# [Materials provided]

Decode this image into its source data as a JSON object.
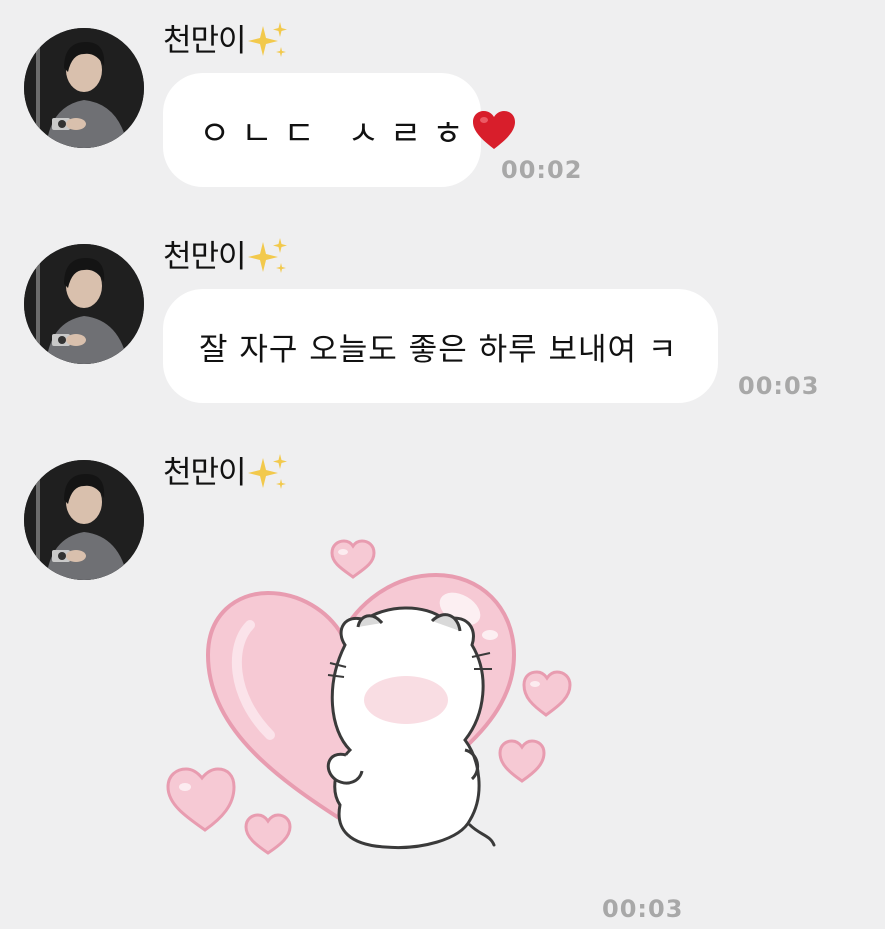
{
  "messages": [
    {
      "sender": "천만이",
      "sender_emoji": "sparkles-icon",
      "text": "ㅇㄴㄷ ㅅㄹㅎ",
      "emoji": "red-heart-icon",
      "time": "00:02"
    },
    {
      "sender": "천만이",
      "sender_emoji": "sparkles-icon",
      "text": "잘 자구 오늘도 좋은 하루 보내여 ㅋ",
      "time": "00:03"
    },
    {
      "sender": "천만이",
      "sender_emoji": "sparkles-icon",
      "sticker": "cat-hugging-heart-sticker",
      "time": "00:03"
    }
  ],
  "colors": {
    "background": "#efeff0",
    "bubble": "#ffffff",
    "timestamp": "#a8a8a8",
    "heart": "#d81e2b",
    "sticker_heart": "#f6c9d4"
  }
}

# [Directive]
Each line of the data should be quoted exactly, with pictures left out.

# [Answer below]
Decode this image into its source data as a JSON object.
{
  "messages": [
    {
      "sender": "천만이",
      "sender_emoji": "sparkles-icon",
      "text": "ㅇㄴㄷ ㅅㄹㅎ",
      "emoji": "red-heart-icon",
      "time": "00:02"
    },
    {
      "sender": "천만이",
      "sender_emoji": "sparkles-icon",
      "text": "잘 자구 오늘도 좋은 하루 보내여 ㅋ",
      "time": "00:03"
    },
    {
      "sender": "천만이",
      "sender_emoji": "sparkles-icon",
      "sticker": "cat-hugging-heart-sticker",
      "time": "00:03"
    }
  ],
  "colors": {
    "background": "#efeff0",
    "bubble": "#ffffff",
    "timestamp": "#a8a8a8",
    "heart": "#d81e2b",
    "sticker_heart": "#f6c9d4"
  }
}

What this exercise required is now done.